Challenge
Copy down every line where the string "label" shows up.
^^^^
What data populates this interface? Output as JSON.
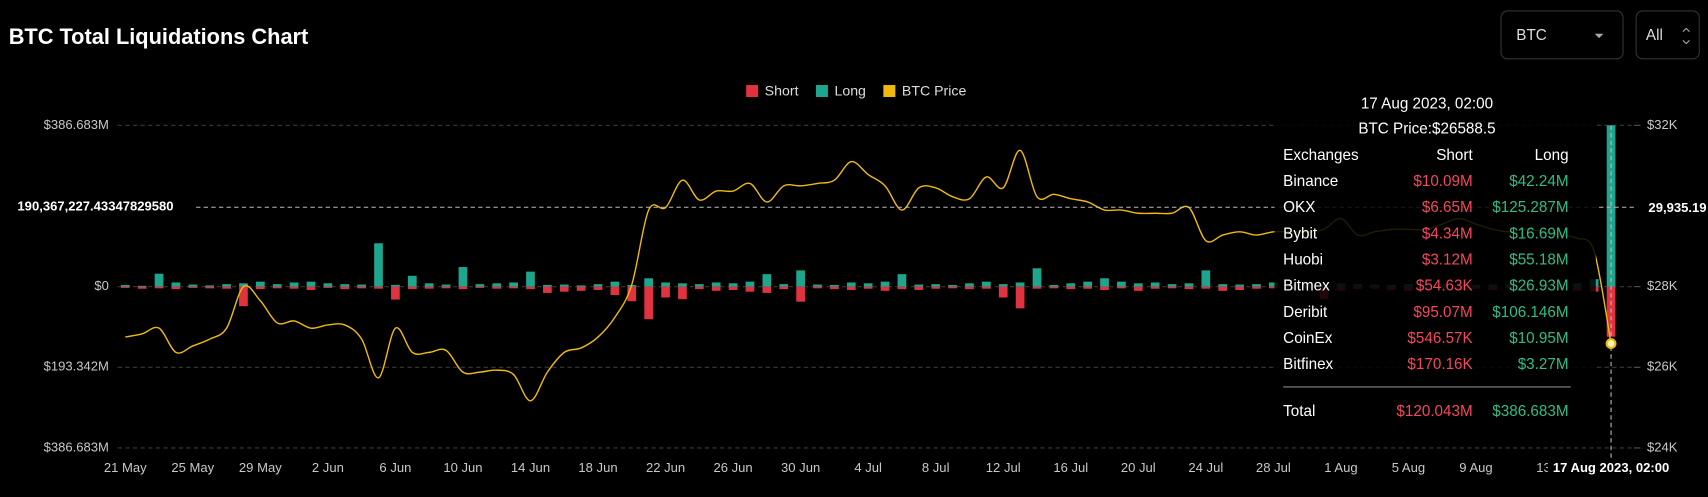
{
  "controls": [
    "BTC",
    "All"
  ],
  "chart_data": {
    "type": "bar",
    "title": "BTC Total Liquidations Chart",
    "categories": [
      "21 May",
      null,
      null,
      null,
      "25 May",
      null,
      null,
      null,
      "29 May",
      null,
      null,
      null,
      "2 Jun",
      null,
      null,
      null,
      "6 Jun",
      null,
      null,
      null,
      "10 Jun",
      null,
      null,
      null,
      "14 Jun",
      null,
      null,
      null,
      "18 Jun",
      null,
      null,
      null,
      "22 Jun",
      null,
      null,
      null,
      "26 Jun",
      null,
      null,
      null,
      "30 Jun",
      null,
      null,
      null,
      "4 Jul",
      null,
      null,
      null,
      "8 Jul",
      null,
      null,
      null,
      "12 Jul",
      null,
      null,
      null,
      "16 Jul",
      null,
      null,
      null,
      "20 Jul",
      null,
      null,
      null,
      "24 Jul",
      null,
      null,
      null,
      "28 Jul",
      null,
      null,
      null,
      "1 Aug",
      null,
      null,
      null,
      "5 Aug",
      null,
      null,
      null,
      "9 Aug",
      null,
      null,
      null,
      "13",
      null,
      null,
      null,
      "17 Aug 2023, 02:00"
    ],
    "series": [
      {
        "name": "Short",
        "color": "#e0323f",
        "type": "bar",
        "values": [
          -3,
          -5,
          -4,
          -6,
          -3,
          -4,
          -5,
          -47,
          -6,
          -4,
          -5,
          -8,
          -3,
          -6,
          -4,
          -5,
          -31,
          -6,
          -5,
          -4,
          -6,
          -3,
          -5,
          -4,
          -6,
          -15,
          -12,
          -10,
          -8,
          -20,
          -35,
          -78,
          -26,
          -30,
          -6,
          -10,
          -8,
          -12,
          -15,
          -6,
          -36,
          -4,
          -6,
          -8,
          -5,
          -10,
          -6,
          -8,
          -5,
          -4,
          -6,
          -5,
          -26,
          -52,
          -5,
          -4,
          -6,
          -5,
          -8,
          -4,
          -10,
          -5,
          -4,
          -6,
          -5,
          -10,
          -8,
          -5,
          -4,
          -6,
          -4,
          -30,
          -10,
          -6,
          -5,
          -8,
          -10,
          -5,
          -4,
          -6,
          -5,
          -8,
          -4,
          -5,
          -6,
          -8,
          -10,
          -12,
          -120.043
        ]
      },
      {
        "name": "Long",
        "color": "#1fa58e",
        "type": "bar",
        "values": [
          4,
          2,
          31,
          10,
          5,
          3,
          6,
          8,
          12,
          6,
          10,
          12,
          8,
          6,
          5,
          104,
          4,
          26,
          8,
          5,
          47,
          6,
          8,
          10,
          36,
          4,
          5,
          3,
          6,
          12,
          4,
          20,
          10,
          8,
          6,
          10,
          8,
          12,
          30,
          6,
          39,
          5,
          4,
          10,
          8,
          12,
          30,
          5,
          6,
          4,
          8,
          12,
          6,
          10,
          44,
          4,
          8,
          12,
          20,
          12,
          8,
          10,
          6,
          8,
          39,
          6,
          5,
          6,
          10,
          6,
          5,
          4,
          8,
          6,
          5,
          4,
          6,
          5,
          6,
          5,
          4,
          5,
          6,
          5,
          4,
          6,
          8,
          18,
          386.683
        ]
      },
      {
        "name": "BTC Price",
        "color": "#f0b90b",
        "type": "line",
        "axis": "y2",
        "values": [
          26750,
          26830,
          26970,
          26370,
          26530,
          26700,
          26970,
          28000,
          27650,
          27100,
          27150,
          26970,
          27050,
          27050,
          26700,
          25740,
          26970,
          26370,
          26370,
          26420,
          25880,
          25880,
          25930,
          25820,
          25170,
          25880,
          26370,
          26480,
          26750,
          27240,
          28050,
          29900,
          29960,
          30640,
          30150,
          30370,
          30370,
          30560,
          30100,
          30500,
          30500,
          30560,
          30640,
          31100,
          30780,
          30500,
          29900,
          30450,
          30450,
          30230,
          30180,
          30720,
          30450,
          31380,
          30230,
          30290,
          30180,
          30100,
          29900,
          29900,
          29820,
          29820,
          29820,
          29960,
          29140,
          29280,
          29360,
          29280,
          29360,
          29360,
          29360,
          29420,
          29690,
          29280,
          29360,
          29420,
          29420,
          29420,
          29550,
          29690,
          29550,
          29420,
          29360,
          29420,
          29360,
          29280,
          29200,
          28870,
          26588.5
        ]
      }
    ],
    "ylim": [
      -386.683,
      386.683
    ],
    "yticks": [
      {
        "value": 386.683,
        "label": "$386.683M"
      },
      {
        "value": 0,
        "label": "$0"
      },
      {
        "value": -193.342,
        "label": "$193.342M"
      },
      {
        "value": -386.683,
        "label": "$386.683M"
      }
    ],
    "y2lim": [
      24000,
      32000
    ],
    "y2ticks": [
      {
        "value": 32000,
        "label": "$32K"
      },
      {
        "value": 28000,
        "label": "$28K"
      },
      {
        "value": 26000,
        "label": "$26K"
      },
      {
        "value": 24000,
        "label": "$24K"
      }
    ],
    "grid": true,
    "crosshair": {
      "y": {
        "value": 190.367,
        "label": "190,367,227.43347829580"
      },
      "y2": {
        "value": 29935.19,
        "label": "29,935.19"
      },
      "index": 88
    },
    "tooltip": {
      "title": "17 Aug 2023, 02:00",
      "price": "BTC Price:$26588.5",
      "header": [
        "Exchanges",
        "Short",
        "Long"
      ],
      "rows": [
        [
          "Binance",
          "$10.09M",
          "$42.24M"
        ],
        [
          "OKX",
          "$6.65M",
          "$125.287M"
        ],
        [
          "Bybit",
          "$4.34M",
          "$16.69M"
        ],
        [
          "Huobi",
          "$3.12M",
          "$55.18M"
        ],
        [
          "Bitmex",
          "$54.63K",
          "$26.93M"
        ],
        [
          "Deribit",
          "$95.07M",
          "$106.146M"
        ],
        [
          "CoinEx",
          "$546.57K",
          "$10.95M"
        ],
        [
          "Bitfinex",
          "$170.16K",
          "$3.27M"
        ]
      ],
      "total": [
        "Total",
        "$120.043M",
        "$386.683M"
      ]
    }
  }
}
^^^^
Written solution
        "label": "$386.683M"
        "label": "$0"
        "label": "$193.342M"
        "label": "$386.683M"
        "label": "$32K"
        "label": "$28K"
        "label": "$26K"
        "label": "$24K"
        "label": "190,367,227.43347829580"
        "label": "29,935.19"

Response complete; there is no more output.